Stored data:

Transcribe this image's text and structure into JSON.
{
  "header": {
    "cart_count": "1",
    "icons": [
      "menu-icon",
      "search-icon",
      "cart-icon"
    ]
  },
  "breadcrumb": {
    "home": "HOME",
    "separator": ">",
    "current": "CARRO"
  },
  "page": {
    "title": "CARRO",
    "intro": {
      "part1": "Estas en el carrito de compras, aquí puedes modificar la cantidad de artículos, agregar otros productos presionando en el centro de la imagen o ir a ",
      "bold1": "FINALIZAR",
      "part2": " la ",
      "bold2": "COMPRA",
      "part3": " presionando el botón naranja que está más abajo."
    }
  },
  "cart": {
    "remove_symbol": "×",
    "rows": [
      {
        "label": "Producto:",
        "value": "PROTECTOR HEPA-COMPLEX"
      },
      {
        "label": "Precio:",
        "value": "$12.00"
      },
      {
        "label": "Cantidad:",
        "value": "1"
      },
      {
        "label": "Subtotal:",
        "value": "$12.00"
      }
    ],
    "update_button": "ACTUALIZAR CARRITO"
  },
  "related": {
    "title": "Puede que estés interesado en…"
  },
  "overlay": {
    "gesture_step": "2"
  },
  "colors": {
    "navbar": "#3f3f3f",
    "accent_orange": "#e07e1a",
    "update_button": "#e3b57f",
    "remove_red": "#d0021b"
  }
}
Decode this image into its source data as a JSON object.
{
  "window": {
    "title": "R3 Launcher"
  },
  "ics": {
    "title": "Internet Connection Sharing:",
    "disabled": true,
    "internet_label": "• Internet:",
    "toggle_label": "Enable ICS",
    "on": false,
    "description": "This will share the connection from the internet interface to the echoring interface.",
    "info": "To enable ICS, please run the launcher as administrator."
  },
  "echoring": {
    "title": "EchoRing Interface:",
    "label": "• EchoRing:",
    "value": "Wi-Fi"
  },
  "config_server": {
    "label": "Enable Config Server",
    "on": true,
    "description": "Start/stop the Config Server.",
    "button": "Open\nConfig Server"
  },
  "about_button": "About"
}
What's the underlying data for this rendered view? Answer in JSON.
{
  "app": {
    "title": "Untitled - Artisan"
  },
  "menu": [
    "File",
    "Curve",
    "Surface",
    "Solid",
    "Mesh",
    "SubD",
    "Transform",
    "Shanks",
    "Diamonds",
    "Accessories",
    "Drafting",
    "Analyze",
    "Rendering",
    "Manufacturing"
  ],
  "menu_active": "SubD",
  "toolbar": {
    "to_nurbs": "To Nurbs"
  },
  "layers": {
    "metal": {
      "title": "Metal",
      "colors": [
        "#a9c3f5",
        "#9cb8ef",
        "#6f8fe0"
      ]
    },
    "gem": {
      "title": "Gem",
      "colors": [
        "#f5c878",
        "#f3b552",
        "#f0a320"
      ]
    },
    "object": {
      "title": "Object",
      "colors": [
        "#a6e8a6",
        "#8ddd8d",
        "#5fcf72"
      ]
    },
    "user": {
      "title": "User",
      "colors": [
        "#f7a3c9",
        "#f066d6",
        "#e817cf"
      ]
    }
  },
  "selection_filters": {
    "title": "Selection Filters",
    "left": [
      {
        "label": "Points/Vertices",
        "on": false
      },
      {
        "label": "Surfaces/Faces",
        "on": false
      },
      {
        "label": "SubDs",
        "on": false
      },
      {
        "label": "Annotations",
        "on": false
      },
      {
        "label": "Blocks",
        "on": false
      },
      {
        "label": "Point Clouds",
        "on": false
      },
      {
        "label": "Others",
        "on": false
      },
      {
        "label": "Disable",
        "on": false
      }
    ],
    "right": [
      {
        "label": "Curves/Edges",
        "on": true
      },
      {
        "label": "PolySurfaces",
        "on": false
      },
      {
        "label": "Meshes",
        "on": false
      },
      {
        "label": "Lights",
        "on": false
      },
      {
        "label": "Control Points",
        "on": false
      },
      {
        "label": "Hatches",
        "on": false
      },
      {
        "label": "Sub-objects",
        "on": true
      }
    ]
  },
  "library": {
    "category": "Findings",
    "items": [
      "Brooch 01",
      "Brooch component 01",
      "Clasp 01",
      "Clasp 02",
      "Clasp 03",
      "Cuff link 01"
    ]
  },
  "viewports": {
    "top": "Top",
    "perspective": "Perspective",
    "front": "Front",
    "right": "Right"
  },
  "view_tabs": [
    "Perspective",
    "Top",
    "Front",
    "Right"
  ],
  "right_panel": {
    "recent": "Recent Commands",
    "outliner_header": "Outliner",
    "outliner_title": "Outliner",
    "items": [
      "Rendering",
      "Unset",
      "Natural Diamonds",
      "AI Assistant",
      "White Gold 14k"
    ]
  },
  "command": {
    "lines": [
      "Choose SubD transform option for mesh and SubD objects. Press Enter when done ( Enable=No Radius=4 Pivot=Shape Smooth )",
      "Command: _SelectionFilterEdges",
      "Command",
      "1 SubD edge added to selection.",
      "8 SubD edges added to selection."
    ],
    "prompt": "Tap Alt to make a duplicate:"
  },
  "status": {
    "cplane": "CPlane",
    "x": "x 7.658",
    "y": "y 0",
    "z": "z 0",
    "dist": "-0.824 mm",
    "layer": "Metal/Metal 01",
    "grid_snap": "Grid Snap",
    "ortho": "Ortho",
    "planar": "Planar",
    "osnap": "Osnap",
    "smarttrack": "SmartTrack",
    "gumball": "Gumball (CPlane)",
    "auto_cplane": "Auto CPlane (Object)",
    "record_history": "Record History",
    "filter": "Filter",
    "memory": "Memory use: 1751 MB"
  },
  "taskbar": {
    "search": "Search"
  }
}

WRITTEN INSTRUCTION => Transcribe all of the lines in the records precisely.

ANSWER TO THIS TASK =>
Transcribe this image's text and structure into JSON.
{
  "header": {
    "cart_count": "1",
    "icons": [
      "menu-icon",
      "search-icon",
      "cart-icon"
    ]
  },
  "breadcrumb": {
    "home": "HOME",
    "separator": ">",
    "current": "CARRO"
  },
  "page": {
    "title": "CARRO",
    "intro": {
      "part1": "Estas en el carrito de compras, aquí puedes modificar la cantidad de artículos, agregar otros productos presionando en el centro de la imagen o ir a ",
      "bold1": "FINALIZAR",
      "part2": " la ",
      "bold2": "COMPRA",
      "part3": " presionando el botón naranja que está más abajo."
    }
  },
  "cart": {
    "remove_symbol": "×",
    "rows": [
      {
        "label": "Producto:",
        "value": "PROTECTOR HEPA-COMPLEX"
      },
      {
        "label": "Precio:",
        "value": "$12.00"
      },
      {
        "label": "Cantidad:",
        "value": "1"
      },
      {
        "label": "Subtotal:",
        "value": "$12.00"
      }
    ],
    "update_button": "ACTUALIZAR CARRITO"
  },
  "related": {
    "title": "Puede que estés interesado en…"
  },
  "overlay": {
    "gesture_step": "2"
  },
  "colors": {
    "navbar": "#3f3f3f",
    "accent_orange": "#e07e1a",
    "update_button": "#e3b57f",
    "remove_red": "#d0021b"
  }
}
Decode this image into its source data as a JSON object.
{
  "window": {
    "title": "R3 Launcher"
  },
  "ics": {
    "title": "Internet Connection Sharing:",
    "disabled": true,
    "internet_label": "• Internet:",
    "toggle_label": "Enable ICS",
    "on": false,
    "description": "This will share the connection from the internet interface to the echoring interface.",
    "info": "To enable ICS, please run the launcher as administrator."
  },
  "echoring": {
    "title": "EchoRing Interface:",
    "label": "• EchoRing:",
    "value": "Wi-Fi"
  },
  "config_server": {
    "label": "Enable Config Server",
    "on": true,
    "description": "Start/stop the Config Server.",
    "button": "Open\nConfig Server"
  },
  "about_button": "About"
}
What's the underlying data for this rendered view? Answer in JSON.
{
  "app": {
    "title": "Untitled - Artisan"
  },
  "menu": [
    "File",
    "Curve",
    "Surface",
    "Solid",
    "Mesh",
    "SubD",
    "Transform",
    "Shanks",
    "Diamonds",
    "Accessories",
    "Drafting",
    "Analyze",
    "Rendering",
    "Manufacturing"
  ],
  "menu_active": "SubD",
  "toolbar": {
    "to_nurbs": "To Nurbs"
  },
  "layers": {
    "metal": {
      "title": "Metal",
      "colors": [
        "#a9c3f5",
        "#9cb8ef",
        "#6f8fe0"
      ]
    },
    "gem": {
      "title": "Gem",
      "colors": [
        "#f5c878",
        "#f3b552",
        "#f0a320"
      ]
    },
    "object": {
      "title": "Object",
      "colors": [
        "#a6e8a6",
        "#8ddd8d",
        "#5fcf72"
      ]
    },
    "user": {
      "title": "User",
      "colors": [
        "#f7a3c9",
        "#f066d6",
        "#e817cf"
      ]
    }
  },
  "selection_filters": {
    "title": "Selection Filters",
    "left": [
      {
        "label": "Points/Vertices",
        "on": false
      },
      {
        "label": "Surfaces/Faces",
        "on": false
      },
      {
        "label": "SubDs",
        "on": false
      },
      {
        "label": "Annotations",
        "on": false
      },
      {
        "label": "Blocks",
        "on": false
      },
      {
        "label": "Point Clouds",
        "on": false
      },
      {
        "label": "Others",
        "on": false
      },
      {
        "label": "Disable",
        "on": false
      }
    ],
    "right": [
      {
        "label": "Curves/Edges",
        "on": true
      },
      {
        "label": "PolySurfaces",
        "on": false
      },
      {
        "label": "Meshes",
        "on": false
      },
      {
        "label": "Lights",
        "on": false
      },
      {
        "label": "Control Points",
        "on": false
      },
      {
        "label": "Hatches",
        "on": false
      },
      {
        "label": "Sub-objects",
        "on": true
      }
    ]
  },
  "library": {
    "category": "Findings",
    "items": [
      "Brooch 01",
      "Brooch component 01",
      "Clasp 01",
      "Clasp 02",
      "Clasp 03",
      "Cuff link 01"
    ]
  },
  "viewports": {
    "top": "Top",
    "perspective": "Perspective",
    "front": "Front",
    "right": "Right"
  },
  "view_tabs": [
    "Perspective",
    "Top",
    "Front",
    "Right"
  ],
  "right_panel": {
    "recent": "Recent Commands",
    "outliner_header": "Outliner",
    "outliner_title": "Outliner",
    "items": [
      "Rendering",
      "Unset",
      "Natural Diamonds",
      "AI Assistant",
      "White Gold 14k"
    ]
  },
  "command": {
    "lines": [
      "Choose SubD transform option for mesh and SubD objects. Press Enter when done ( Enable=No Radius=4 Pivot=Shape Smooth )",
      "Command: _SelectionFilterEdges",
      "Command",
      "1 SubD edge added to selection.",
      "8 SubD edges added to selection."
    ],
    "prompt": "Tap Alt to make a duplicate:"
  },
  "status": {
    "cplane": "CPlane",
    "x": "x 7.658",
    "y": "y 0",
    "z": "z 0",
    "dist": "-0.824 mm",
    "layer": "Metal/Metal 01",
    "grid_snap": "Grid Snap",
    "ortho": "Ortho",
    "planar": "Planar",
    "osnap": "Osnap",
    "smarttrack": "SmartTrack",
    "gumball": "Gumball (CPlane)",
    "auto_cplane": "Auto CPlane (Object)",
    "record_history": "Record History",
    "filter": "Filter",
    "memory": "Memory use: 1751 MB"
  },
  "taskbar": {
    "search": "Search"
  }
}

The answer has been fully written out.